-- DATA PROVIDED start --

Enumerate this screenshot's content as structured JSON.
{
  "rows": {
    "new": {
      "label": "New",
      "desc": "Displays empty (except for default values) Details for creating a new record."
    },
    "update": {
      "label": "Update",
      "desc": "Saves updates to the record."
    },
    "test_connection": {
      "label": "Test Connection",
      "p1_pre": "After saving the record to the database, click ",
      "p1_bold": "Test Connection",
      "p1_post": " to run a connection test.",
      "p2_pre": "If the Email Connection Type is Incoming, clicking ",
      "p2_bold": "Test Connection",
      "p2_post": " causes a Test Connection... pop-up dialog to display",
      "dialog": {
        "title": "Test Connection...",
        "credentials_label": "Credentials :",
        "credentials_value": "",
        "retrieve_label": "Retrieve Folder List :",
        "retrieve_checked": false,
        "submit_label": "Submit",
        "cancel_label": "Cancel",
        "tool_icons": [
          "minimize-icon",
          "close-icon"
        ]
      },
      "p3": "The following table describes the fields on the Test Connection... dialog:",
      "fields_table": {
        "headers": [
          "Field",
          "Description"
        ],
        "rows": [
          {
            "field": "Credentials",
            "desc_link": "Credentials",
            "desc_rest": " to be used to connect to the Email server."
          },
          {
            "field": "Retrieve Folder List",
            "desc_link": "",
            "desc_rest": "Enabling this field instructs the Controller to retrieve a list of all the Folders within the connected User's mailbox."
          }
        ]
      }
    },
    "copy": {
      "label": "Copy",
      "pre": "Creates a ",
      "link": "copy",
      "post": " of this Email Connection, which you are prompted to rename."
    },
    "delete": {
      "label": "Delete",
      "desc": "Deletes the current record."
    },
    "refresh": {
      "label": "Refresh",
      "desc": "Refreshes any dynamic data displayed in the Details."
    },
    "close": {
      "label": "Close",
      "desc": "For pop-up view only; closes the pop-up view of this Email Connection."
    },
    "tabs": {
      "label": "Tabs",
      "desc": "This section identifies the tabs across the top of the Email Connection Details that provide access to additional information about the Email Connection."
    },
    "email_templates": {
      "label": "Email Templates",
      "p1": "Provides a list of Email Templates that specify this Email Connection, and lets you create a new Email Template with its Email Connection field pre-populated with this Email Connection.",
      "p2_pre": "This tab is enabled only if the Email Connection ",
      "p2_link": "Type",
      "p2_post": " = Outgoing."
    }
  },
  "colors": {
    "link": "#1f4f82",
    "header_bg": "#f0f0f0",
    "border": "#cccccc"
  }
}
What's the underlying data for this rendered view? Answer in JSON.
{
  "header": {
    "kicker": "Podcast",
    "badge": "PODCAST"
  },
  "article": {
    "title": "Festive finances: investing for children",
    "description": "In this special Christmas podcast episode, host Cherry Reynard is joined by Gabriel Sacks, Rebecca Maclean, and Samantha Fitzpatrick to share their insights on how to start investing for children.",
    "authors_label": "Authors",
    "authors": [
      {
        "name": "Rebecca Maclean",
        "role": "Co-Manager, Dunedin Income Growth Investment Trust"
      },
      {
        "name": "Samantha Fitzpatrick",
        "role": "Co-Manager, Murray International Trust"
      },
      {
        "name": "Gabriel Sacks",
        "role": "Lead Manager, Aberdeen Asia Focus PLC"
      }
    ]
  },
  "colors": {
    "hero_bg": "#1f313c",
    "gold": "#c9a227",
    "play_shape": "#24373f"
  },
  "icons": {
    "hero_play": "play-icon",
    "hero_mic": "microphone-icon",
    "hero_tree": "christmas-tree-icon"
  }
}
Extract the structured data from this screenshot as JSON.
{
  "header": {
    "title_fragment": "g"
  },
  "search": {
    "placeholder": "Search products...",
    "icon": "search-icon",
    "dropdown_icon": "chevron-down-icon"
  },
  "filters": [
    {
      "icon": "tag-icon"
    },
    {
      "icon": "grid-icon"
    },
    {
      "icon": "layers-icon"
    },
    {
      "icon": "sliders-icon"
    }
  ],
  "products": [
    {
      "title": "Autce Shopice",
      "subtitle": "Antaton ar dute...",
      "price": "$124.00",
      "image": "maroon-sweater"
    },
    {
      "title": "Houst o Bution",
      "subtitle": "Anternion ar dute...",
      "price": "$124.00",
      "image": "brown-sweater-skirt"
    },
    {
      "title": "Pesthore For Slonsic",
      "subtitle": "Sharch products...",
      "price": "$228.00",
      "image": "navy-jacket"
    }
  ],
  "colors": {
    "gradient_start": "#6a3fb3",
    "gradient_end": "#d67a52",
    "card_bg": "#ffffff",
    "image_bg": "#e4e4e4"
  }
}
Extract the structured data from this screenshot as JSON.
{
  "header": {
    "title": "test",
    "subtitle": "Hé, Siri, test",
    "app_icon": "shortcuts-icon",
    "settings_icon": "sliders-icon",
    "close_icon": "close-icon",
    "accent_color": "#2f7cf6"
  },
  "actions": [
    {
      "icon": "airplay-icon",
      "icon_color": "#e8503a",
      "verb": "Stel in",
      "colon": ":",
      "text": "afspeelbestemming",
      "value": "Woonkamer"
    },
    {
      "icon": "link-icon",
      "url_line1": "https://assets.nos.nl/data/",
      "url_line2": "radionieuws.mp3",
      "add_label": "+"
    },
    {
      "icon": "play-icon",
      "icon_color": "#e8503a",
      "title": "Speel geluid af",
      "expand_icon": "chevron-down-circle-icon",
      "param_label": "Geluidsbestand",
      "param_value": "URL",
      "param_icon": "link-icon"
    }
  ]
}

-- DATA PROVIDED end --

- **WHAT YOU NEED TO DO**
Search the entries for "Type" and copy out each line that has it.

- **ANSWER TO THE TASK**
      "p2_pre": "If the Email Connection Type is Incoming, clicking ",
      "p2_link": "Type",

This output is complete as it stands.